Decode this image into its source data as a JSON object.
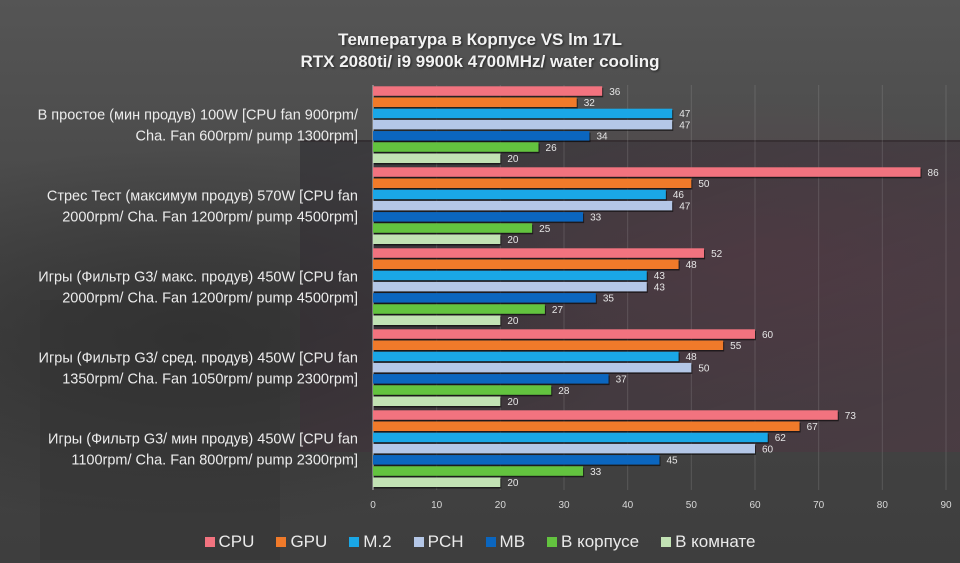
{
  "chart_data": {
    "type": "bar",
    "orientation": "horizontal",
    "title": "Температура в Корпусе VS lm 17L",
    "subtitle": "RTX 2080ti/ i9 9900k 4700MHz/ water cooling",
    "xlabel": "",
    "ylabel": "",
    "xlim": [
      0,
      90
    ],
    "x_ticks": [
      0,
      10,
      20,
      30,
      40,
      50,
      60,
      70,
      80,
      90
    ],
    "grid": true,
    "legend_position": "bottom",
    "categories": [
      {
        "line1": "В простое (мин продув) 100W [CPU fan 900rpm/",
        "line2": "Cha. Fan  600rpm/ pump 1300rpm]"
      },
      {
        "line1": "Стрес Тест (максимум продув) 570W [CPU fan",
        "line2": "2000rpm/ Cha. Fan  1200rpm/ pump 4500rpm]"
      },
      {
        "line1": "Игры (Фильтр G3/ макс. продув) 450W  [CPU fan",
        "line2": "2000rpm/ Cha. Fan  1200rpm/ pump 4500rpm]"
      },
      {
        "line1": "Игры (Фильтр G3/ сред. продув) 450W  [CPU fan",
        "line2": "1350rpm/ Cha. Fan  1050rpm/ pump 2300rpm]"
      },
      {
        "line1": "Игры    (Фильтр G3/ мин продув) 450W [CPU fan",
        "line2": "1100rpm/ Cha. Fan  800rpm/ pump 2300rpm]"
      }
    ],
    "series": [
      {
        "name": "CPU",
        "color": "#f2737f",
        "values": [
          36,
          86,
          52,
          60,
          73
        ]
      },
      {
        "name": "GPU",
        "color": "#f07a2a",
        "values": [
          32,
          50,
          48,
          55,
          67
        ]
      },
      {
        "name": "M.2",
        "color": "#1aa7e6",
        "values": [
          47,
          46,
          43,
          48,
          62
        ]
      },
      {
        "name": "PCH",
        "color": "#b4c7e7",
        "values": [
          47,
          47,
          43,
          50,
          60
        ]
      },
      {
        "name": "MB",
        "color": "#0b66bf",
        "values": [
          34,
          33,
          35,
          37,
          45
        ]
      },
      {
        "name": "В корпусе",
        "color": "#63c33f",
        "values": [
          26,
          25,
          27,
          28,
          33
        ]
      },
      {
        "name": "В комнате",
        "color": "#c2e2b4",
        "values": [
          20,
          20,
          20,
          20,
          20
        ]
      }
    ]
  }
}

____

▶ **DIRECTIVE**:
From the entries above, copy every line containing the word "Игры".

▶ **FINISHED TASK**:
        "line1": "Игры (Фильтр G3/ макс. продув) 450W  [CPU fan",
        "line1": "Игры (Фильтр G3/ сред. продув) 450W  [CPU fan",
        "line1": "Игры    (Фильтр G3/ мин продув) 450W [CPU fan",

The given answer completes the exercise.